§ **What is needed**
Leaving the pictures aside, return the listing exactly as it appears.
◇ ◇ ◇ ◇ ◇ ◇ ◇
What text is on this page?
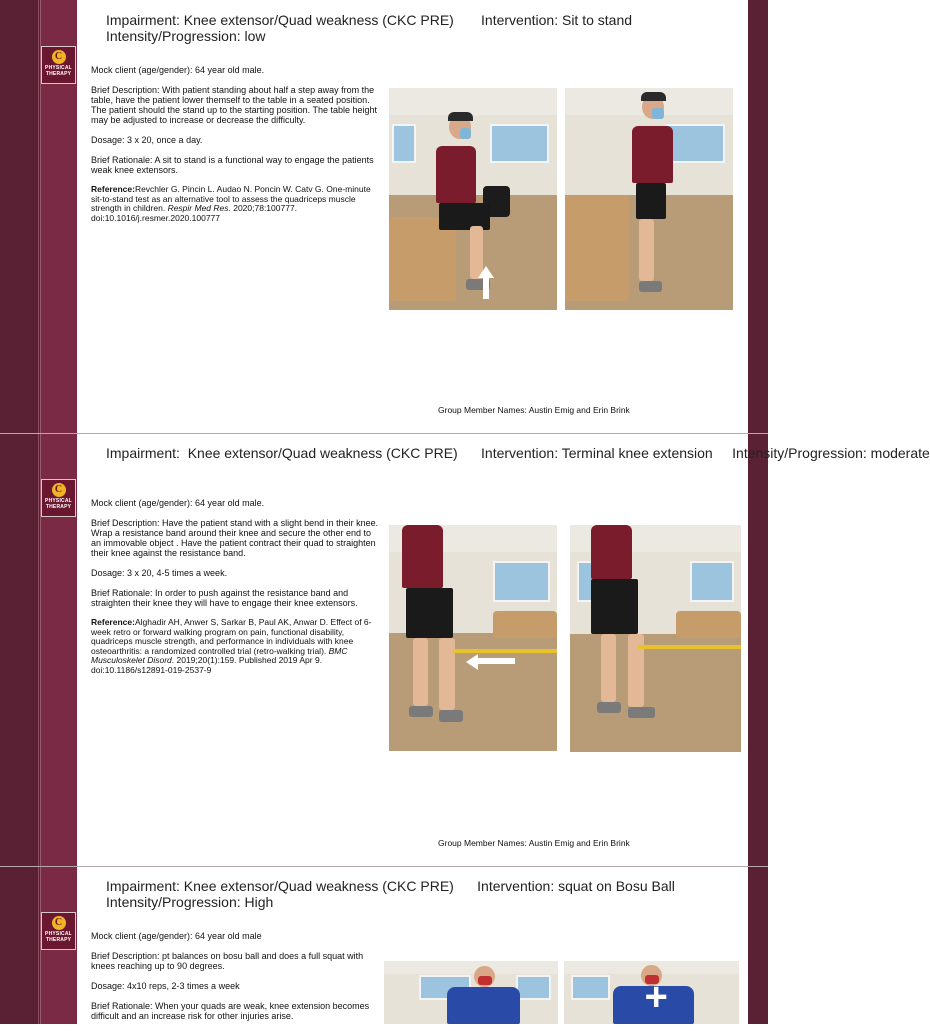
C
PHYSICAL THERAPY
C
PHYSICAL THERAPY
C
PHYSICAL THERAPY
Impairment: Knee extensor/Quad weakness (CKC PRE) Intervention: Sit to stand
Intensity/Progression: low

Mock client (age/gender): 64 year old male.

Brief Description: With patient standing about half a step away from the table, have the patient lower themself to the table in a seated position. The patient should the stand up to the starting position. The table height may be adjusted to increase or decrease the difficulty.

Dosage: 3 x 20, once a day.

Brief Rationale: A sit to stand is a functional way to engage the patients weak knee extensors.

Reference:Revchler G. Pincin L. Audao N. Poncin W. Catv G. One-minute sit-to-stand test as an alternative tool to assess the quadriceps muscle strength in children. Respir Med Res. 2020;78:100777. doi:10.1016/j.resmer.2020.100777

Group Member Names: Austin Emig and Erin Brink
Impairment:  Knee extensor/Quad weakness (CKC PRE) Intervention: Terminal knee extension Intensity/Progression: moderate

Mock client (age/gender): 64 year old male.

Brief Description: Have the patient stand with a slight bend in their knee. Wrap a resistance band around their knee and secure the other end to an immovable object . Have the patient contract their quad to straighten their knee against the resistance band.

Dosage: 3 x 20, 4-5 times a week.

Brief Rationale: In order to push against the resistance band and straighten their knee they will have to engage their knee extensors.

Reference:Alghadir AH, Anwer S, Sarkar B, Paul AK, Anwar D. Effect of 6-week retro or forward walking program on pain, functional disability, quadriceps muscle strength, and performance in individuals with knee osteoarthritis: a randomized controlled trial (retro-walking trial). BMC Musculoskelet Disord. 2019;20(1):159. Published 2019 Apr 9. doi:10.1186/s12891-019-2537-9

Group Member Names: Austin Emig and Erin Brink
Impairment: Knee extensor/Quad weakness (CKC PRE) Intervention: squat on Bosu Ball
Intensity/Progression: High

Mock client (age/gender): 64 year old male

Brief Description: pt balances on bosu ball and does a full squat with knees reaching up to 90 degrees.

Dosage: 4x10 reps, 2-3 times a week

Brief Rationale: When your quads are weak, knee extension becomes difficult and an increase risk for other injuries arise.	+
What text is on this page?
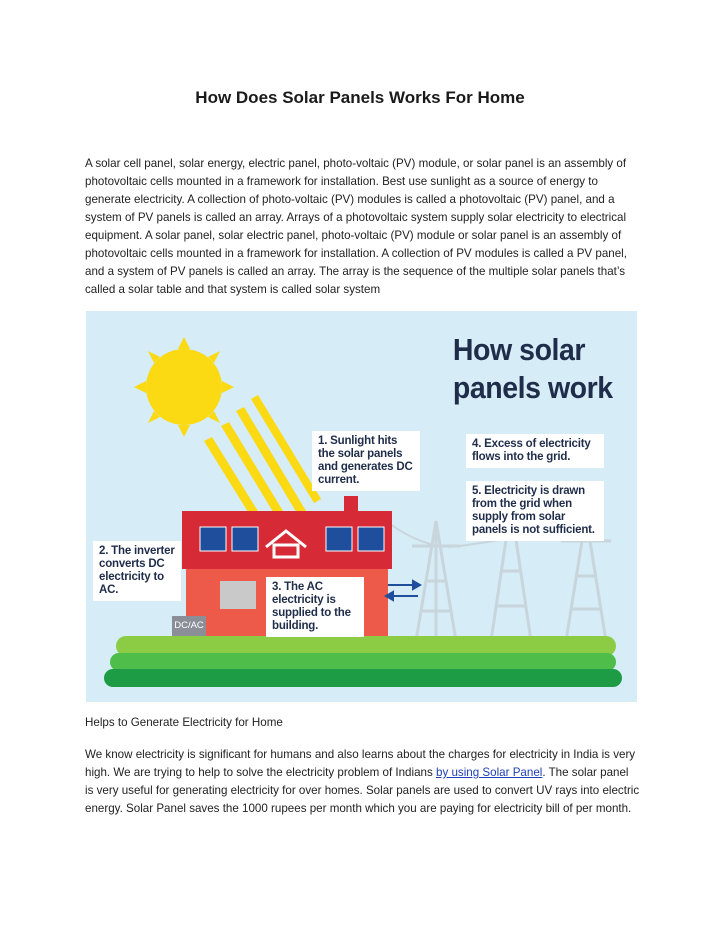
How Does Solar Panels Works For Home

A solar cell panel, solar energy, electric panel, photo-voltaic (PV) module, or solar panel is an assembly of photovoltaic cells mounted in a framework for installation. Best use sunlight as a source of energy to generate electricity. A collection of photo-voltaic (PV) modules is called a photovoltaic (PV) panel, and a system of PV panels is called an array. Arrays of a photovoltaic system supply solar electricity to electrical equipment. A solar panel, solar electric panel, photo-voltaic (PV) module or solar panel is an assembly of photovoltaic cells mounted in a framework for installation. A collection of PV modules is called a PV panel, and a system of PV panels is called an array. The array is the sequence of the multiple solar panels that’s called a solar table and that system is called solar system

How solar
panels work
1. Sunlight hits the solar panels and generates DC current.
2. The inverter converts DC electricity to AC.	3. The AC electricity is supplied to the building.
4. Excess of electricity flows into the grid.
5. Electricity is drawn from the grid when supply from solar panels is not sufficient.
DC/AC
Helps to Generate Electricity for Home

We know electricity is significant for humans and also learns about the charges for electricity in India is very high. We are trying to help to solve the electricity problem of Indians by using Solar Panel. The solar panel is very useful for generating electricity for over homes. Solar panels are used to convert UV rays into electric energy. Solar Panel saves the 1000 rupees per month which you are paying for electricity bill of per month.
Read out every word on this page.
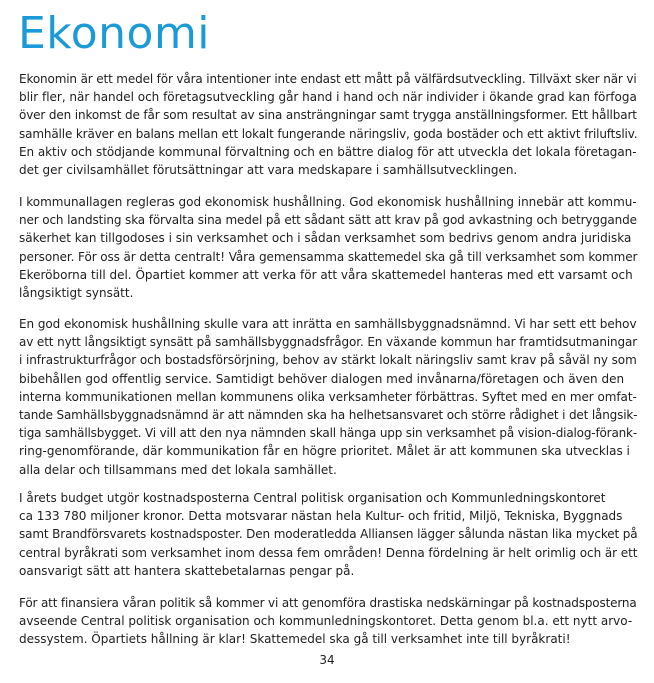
Ekonomi

Ekonomin är ett medel för våra intentioner inte endast ett mått på välfärdsutveckling. Tillväxt sker när vi
blir fler, när handel och företagsutveckling går hand i hand och när individer i ökande grad kan förfoga
över den inkomst de får som resultat av sina ansträngningar samt trygga anställningsformer. Ett hållbart
samhälle kräver en balans mellan ett lokalt fungerande näringsliv, goda bostäder och ett aktivt friluftsliv.
En aktiv och stödjande kommunal förvaltning och en bättre dialog för att utveckla det lokala företagan-
det ger civilsamhället förutsättningar att vara medskapare i samhällsutvecklingen.

I kommunallagen regleras god ekonomisk hushållning. God ekonomisk hushållning innebär att kommu-
ner och landsting ska förvalta sina medel på ett sådant sätt att krav på god avkastning och betryggande
säkerhet kan tillgodoses i sin verksamhet och i sådan verksamhet som bedrivs genom andra juridiska
personer. För oss är detta centralt! Våra gemensamma skattemedel ska gå till verksamhet som kommer
Ekeröborna till del. Öpartiet kommer att verka för att våra skattemedel hanteras med ett varsamt och
långsiktigt synsätt.

En god ekonomisk hushållning skulle vara att inrätta en samhällsbyggnadsnämnd. Vi har sett ett behov
av ett nytt långsiktigt synsätt på samhällsbyggnadsfrågor. En växande kommun har framtidsutmaningar
i infrastrukturfrågor och bostadsförsörjning, behov av stärkt lokalt näringsliv samt krav på såväl ny som
bibehållen god offentlig service. Samtidigt behöver dialogen med invånarna/företagen och även den
interna kommunikationen mellan kommunens olika verksamheter förbättras. Syftet med en mer omfat-
tande Samhällsbyggnadsnämnd är att nämnden ska ha helhetsansvaret och större rådighet i det långsik-
tiga samhällsbygget. Vi vill att den nya nämnden skall hänga upp sin verksamhet på vision-dialog-förank-
ring-genomförande, där kommunikation får en högre prioritet. Målet är att kommunen ska utvecklas i
alla delar och tillsammans med det lokala samhället.

I årets budget utgör kostnadsposterna Central politisk organisation och Kommunledningskontoret
ca 133 780 miljoner kronor. Detta motsvarar nästan hela Kultur- och fritid, Miljö, Tekniska, Byggnads
samt Brandförsvarets kostnadsposter. Den moderatledda Alliansen lägger sålunda nästan lika mycket på
central byråkrati som verksamhet inom dessa fem områden! Denna fördelning är helt orimlig och är ett
oansvarigt sätt att hantera skattebetalarnas pengar på.

För att finansiera våran politik så kommer vi att genomföra drastiska nedskärningar på kostnadsposterna
avseende Central politisk organisation och kommunledningskontoret. Detta genom bl.a. ett nytt arvo-
dessystem. Öpartiets hållning är klar! Skattemedel ska gå till verksamhet inte till byråkrati!

34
◇ ◇ ◇ ◇ ◇ ◇ ◇
§ **Result**
What text is on this page?
C
PHYSICAL THERAPY
C
PHYSICAL THERAPY
C
PHYSICAL THERAPY
Impairment: Knee extensor/Quad weakness (CKC PRE) Intervention: Sit to stand
Intensity/Progression: low

Mock client (age/gender): 64 year old male.

Brief Description: With patient standing about half a step away from the table, have the patient lower themself to the table in a seated position. The patient should the stand up to the starting position. The table height may be adjusted to increase or decrease the difficulty.

Dosage: 3 x 20, once a day.

Brief Rationale: A sit to stand is a functional way to engage the patients weak knee extensors.

Reference:Revchler G. Pincin L. Audao N. Poncin W. Catv G. One-minute sit-to-stand test as an alternative tool to assess the quadriceps muscle strength in children. Respir Med Res. 2020;78:100777. doi:10.1016/j.resmer.2020.100777

Group Member Names: Austin Emig and Erin Brink
Impairment:  Knee extensor/Quad weakness (CKC PRE) Intervention: Terminal knee extension Intensity/Progression: moderate

Mock client (age/gender): 64 year old male.

Brief Description: Have the patient stand with a slight bend in their knee. Wrap a resistance band around their knee and secure the other end to an immovable object . Have the patient contract their quad to straighten their knee against the resistance band.

Dosage: 3 x 20, 4-5 times a week.

Brief Rationale: In order to push against the resistance band and straighten their knee they will have to engage their knee extensors.

Reference:Alghadir AH, Anwer S, Sarkar B, Paul AK, Anwar D. Effect of 6-week retro or forward walking program on pain, functional disability, quadriceps muscle strength, and performance in individuals with knee osteoarthritis: a randomized controlled trial (retro-walking trial). BMC Musculoskelet Disord. 2019;20(1):159. Published 2019 Apr 9. doi:10.1186/s12891-019-2537-9

Group Member Names: Austin Emig and Erin Brink
Impairment: Knee extensor/Quad weakness (CKC PRE) Intervention: squat on Bosu Ball
Intensity/Progression: High

Mock client (age/gender): 64 year old male

Brief Description: pt balances on bosu ball and does a full squat with knees reaching up to 90 degrees.

Dosage: 4x10 reps, 2-3 times a week

Brief Rationale: When your quads are weak, knee extension becomes difficult and an increase risk for other injuries arise.	+
What text is on this page?
How Does Solar Panels Works For Home

A solar cell panel, solar energy, electric panel, photo-voltaic (PV) module, or solar panel is an assembly of photovoltaic cells mounted in a framework for installation. Best use sunlight as a source of energy to generate electricity. A collection of photo-voltaic (PV) modules is called a photovoltaic (PV) panel, and a system of PV panels is called an array. Arrays of a photovoltaic system supply solar electricity to electrical equipment. A solar panel, solar electric panel, photo-voltaic (PV) module or solar panel is an assembly of photovoltaic cells mounted in a framework for installation. A collection of PV modules is called a PV panel, and a system of PV panels is called an array. The array is the sequence of the multiple solar panels that’s called a solar table and that system is called solar system

How solar
panels work
1. Sunlight hits the solar panels and generates DC current.
2. The inverter converts DC electricity to AC.	3. The AC electricity is supplied to the building.
4. Excess of electricity flows into the grid.
5. Electricity is drawn from the grid when supply from solar panels is not sufficient.
DC/AC
Helps to Generate Electricity for Home

We know electricity is significant for humans and also learns about the charges for electricity in India is very high. We are trying to help to solve the electricity problem of Indians by using Solar Panel. The solar panel is very useful for generating electricity for over homes. Solar panels are used to convert UV rays into electric energy. Solar Panel saves the 1000 rupees per month which you are paying for electricity bill of per month.
Read out every word on this page.
Ekonomi

Ekonomin är ett medel för våra intentioner inte endast ett mått på välfärdsutveckling. Tillväxt sker när vi
blir fler, när handel och företagsutveckling går hand i hand och när individer i ökande grad kan förfoga
över den inkomst de får som resultat av sina ansträngningar samt trygga anställningsformer. Ett hållbart
samhälle kräver en balans mellan ett lokalt fungerande näringsliv, goda bostäder och ett aktivt friluftsliv.
En aktiv och stödjande kommunal förvaltning och en bättre dialog för att utveckla det lokala företagan-
det ger civilsamhället förutsättningar att vara medskapare i samhällsutvecklingen.

I kommunallagen regleras god ekonomisk hushållning. God ekonomisk hushållning innebär att kommu-
ner och landsting ska förvalta sina medel på ett sådant sätt att krav på god avkastning och betryggande
säkerhet kan tillgodoses i sin verksamhet och i sådan verksamhet som bedrivs genom andra juridiska
personer. För oss är detta centralt! Våra gemensamma skattemedel ska gå till verksamhet som kommer
Ekeröborna till del. Öpartiet kommer att verka för att våra skattemedel hanteras med ett varsamt och
långsiktigt synsätt.

En god ekonomisk hushållning skulle vara att inrätta en samhällsbyggnadsnämnd. Vi har sett ett behov
av ett nytt långsiktigt synsätt på samhällsbyggnadsfrågor. En växande kommun har framtidsutmaningar
i infrastrukturfrågor och bostadsförsörjning, behov av stärkt lokalt näringsliv samt krav på såväl ny som
bibehållen god offentlig service. Samtidigt behöver dialogen med invånarna/företagen och även den
interna kommunikationen mellan kommunens olika verksamheter förbättras. Syftet med en mer omfat-
tande Samhällsbyggnadsnämnd är att nämnden ska ha helhetsansvaret och större rådighet i det långsik-
tiga samhällsbygget. Vi vill att den nya nämnden skall hänga upp sin verksamhet på vision-dialog-förank-
ring-genomförande, där kommunikation får en högre prioritet. Målet är att kommunen ska utvecklas i
alla delar och tillsammans med det lokala samhället.

I årets budget utgör kostnadsposterna Central politisk organisation och Kommunledningskontoret
ca 133 780 miljoner kronor. Detta motsvarar nästan hela Kultur- och fritid, Miljö, Tekniska, Byggnads
samt Brandförsvarets kostnadsposter. Den moderatledda Alliansen lägger sålunda nästan lika mycket på
central byråkrati som verksamhet inom dessa fem områden! Denna fördelning är helt orimlig och är ett
oansvarigt sätt att hantera skattebetalarnas pengar på.

För att finansiera våran politik så kommer vi att genomföra drastiska nedskärningar på kostnadsposterna
avseende Central politisk organisation och kommunledningskontoret. Detta genom bl.a. ett nytt arvo-
dessystem. Öpartiets hållning är klar! Skattemedel ska gå till verksamhet inte till byråkrati!

34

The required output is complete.